§ **Exercise aim**: Write out the listing exactly as it is given.
— START —
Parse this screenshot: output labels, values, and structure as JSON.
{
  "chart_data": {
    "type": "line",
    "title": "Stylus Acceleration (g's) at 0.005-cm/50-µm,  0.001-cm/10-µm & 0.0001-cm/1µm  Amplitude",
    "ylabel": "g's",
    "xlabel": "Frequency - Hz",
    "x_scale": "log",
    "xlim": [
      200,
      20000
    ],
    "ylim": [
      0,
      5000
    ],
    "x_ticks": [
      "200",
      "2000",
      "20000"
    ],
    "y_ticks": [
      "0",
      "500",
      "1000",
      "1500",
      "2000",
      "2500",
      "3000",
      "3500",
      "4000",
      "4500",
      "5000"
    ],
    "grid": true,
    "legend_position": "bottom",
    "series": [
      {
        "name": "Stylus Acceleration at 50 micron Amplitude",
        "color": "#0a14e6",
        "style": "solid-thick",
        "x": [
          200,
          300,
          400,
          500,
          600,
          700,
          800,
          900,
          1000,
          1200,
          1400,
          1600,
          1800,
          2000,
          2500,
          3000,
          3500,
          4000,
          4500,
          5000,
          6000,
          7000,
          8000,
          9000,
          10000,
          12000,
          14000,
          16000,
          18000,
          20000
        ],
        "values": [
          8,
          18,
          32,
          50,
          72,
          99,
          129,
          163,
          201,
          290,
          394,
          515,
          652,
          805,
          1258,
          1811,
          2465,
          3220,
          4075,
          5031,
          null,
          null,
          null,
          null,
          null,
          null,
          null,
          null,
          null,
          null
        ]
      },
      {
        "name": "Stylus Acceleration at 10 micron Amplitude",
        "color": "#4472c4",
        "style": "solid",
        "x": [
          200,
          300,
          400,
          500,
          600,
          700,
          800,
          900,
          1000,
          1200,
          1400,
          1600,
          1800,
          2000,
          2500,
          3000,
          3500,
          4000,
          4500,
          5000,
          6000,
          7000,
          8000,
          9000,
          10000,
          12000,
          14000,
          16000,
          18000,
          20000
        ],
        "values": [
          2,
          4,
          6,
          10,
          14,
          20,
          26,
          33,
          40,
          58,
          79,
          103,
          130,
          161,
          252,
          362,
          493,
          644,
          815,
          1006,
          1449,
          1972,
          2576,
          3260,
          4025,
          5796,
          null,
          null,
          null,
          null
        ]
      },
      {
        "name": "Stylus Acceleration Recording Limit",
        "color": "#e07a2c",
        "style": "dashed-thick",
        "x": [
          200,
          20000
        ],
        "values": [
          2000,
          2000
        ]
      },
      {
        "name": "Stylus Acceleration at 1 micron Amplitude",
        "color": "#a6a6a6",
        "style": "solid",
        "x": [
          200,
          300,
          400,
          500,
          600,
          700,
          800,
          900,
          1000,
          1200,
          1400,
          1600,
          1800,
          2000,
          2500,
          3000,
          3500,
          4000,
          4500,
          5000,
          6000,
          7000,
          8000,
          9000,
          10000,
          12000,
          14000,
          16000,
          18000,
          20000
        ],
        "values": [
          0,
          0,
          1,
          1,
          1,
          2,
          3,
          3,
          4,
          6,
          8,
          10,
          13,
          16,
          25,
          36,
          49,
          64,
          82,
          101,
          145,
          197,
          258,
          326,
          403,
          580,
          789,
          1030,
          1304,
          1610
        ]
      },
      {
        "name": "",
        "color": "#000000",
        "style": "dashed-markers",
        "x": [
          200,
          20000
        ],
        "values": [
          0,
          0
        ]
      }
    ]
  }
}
— END —
§ **Solution to the problem**:
Parse this screenshot: output labels, values, and structure as JSON.
{
  "chart_data": {
    "type": "line",
    "title": "Stylus Acceleration (g's) at 0.005-cm/50-µm,  0.001-cm/10-µm & 0.0001-cm/1µm  Amplitude",
    "ylabel": "g's",
    "xlabel": "Frequency - Hz",
    "x_scale": "log",
    "xlim": [
      200,
      20000
    ],
    "ylim": [
      0,
      5000
    ],
    "x_ticks": [
      "200",
      "2000",
      "20000"
    ],
    "y_ticks": [
      "0",
      "500",
      "1000",
      "1500",
      "2000",
      "2500",
      "3000",
      "3500",
      "4000",
      "4500",
      "5000"
    ],
    "grid": true,
    "legend_position": "bottom",
    "series": [
      {
        "name": "Stylus Acceleration at 50 micron Amplitude",
        "color": "#0a14e6",
        "style": "solid-thick",
        "x": [
          200,
          300,
          400,
          500,
          600,
          700,
          800,
          900,
          1000,
          1200,
          1400,
          1600,
          1800,
          2000,
          2500,
          3000,
          3500,
          4000,
          4500,
          5000,
          6000,
          7000,
          8000,
          9000,
          10000,
          12000,
          14000,
          16000,
          18000,
          20000
        ],
        "values": [
          8,
          18,
          32,
          50,
          72,
          99,
          129,
          163,
          201,
          290,
          394,
          515,
          652,
          805,
          1258,
          1811,
          2465,
          3220,
          4075,
          5031,
          null,
          null,
          null,
          null,
          null,
          null,
          null,
          null,
          null,
          null
        ]
      },
      {
        "name": "Stylus Acceleration at 10 micron Amplitude",
        "color": "#4472c4",
        "style": "solid",
        "x": [
          200,
          300,
          400,
          500,
          600,
          700,
          800,
          900,
          1000,
          1200,
          1400,
          1600,
          1800,
          2000,
          2500,
          3000,
          3500,
          4000,
          4500,
          5000,
          6000,
          7000,
          8000,
          9000,
          10000,
          12000,
          14000,
          16000,
          18000,
          20000
        ],
        "values": [
          2,
          4,
          6,
          10,
          14,
          20,
          26,
          33,
          40,
          58,
          79,
          103,
          130,
          161,
          252,
          362,
          493,
          644,
          815,
          1006,
          1449,
          1972,
          2576,
          3260,
          4025,
          5796,
          null,
          null,
          null,
          null
        ]
      },
      {
        "name": "Stylus Acceleration Recording Limit",
        "color": "#e07a2c",
        "style": "dashed-thick",
        "x": [
          200,
          20000
        ],
        "values": [
          2000,
          2000
        ]
      },
      {
        "name": "Stylus Acceleration at 1 micron Amplitude",
        "color": "#a6a6a6",
        "style": "solid",
        "x": [
          200,
          300,
          400,
          500,
          600,
          700,
          800,
          900,
          1000,
          1200,
          1400,
          1600,
          1800,
          2000,
          2500,
          3000,
          3500,
          4000,
          4500,
          5000,
          6000,
          7000,
          8000,
          9000,
          10000,
          12000,
          14000,
          16000,
          18000,
          20000
        ],
        "values": [
          0,
          0,
          1,
          1,
          1,
          2,
          3,
          3,
          4,
          6,
          8,
          10,
          13,
          16,
          25,
          36,
          49,
          64,
          82,
          101,
          145,
          197,
          258,
          326,
          403,
          580,
          789,
          1030,
          1304,
          1610
        ]
      },
      {
        "name": "",
        "color": "#000000",
        "style": "dashed-markers",
        "x": [
          200,
          20000
        ],
        "values": [
          0,
          0
        ]
      }
    ]
  }
}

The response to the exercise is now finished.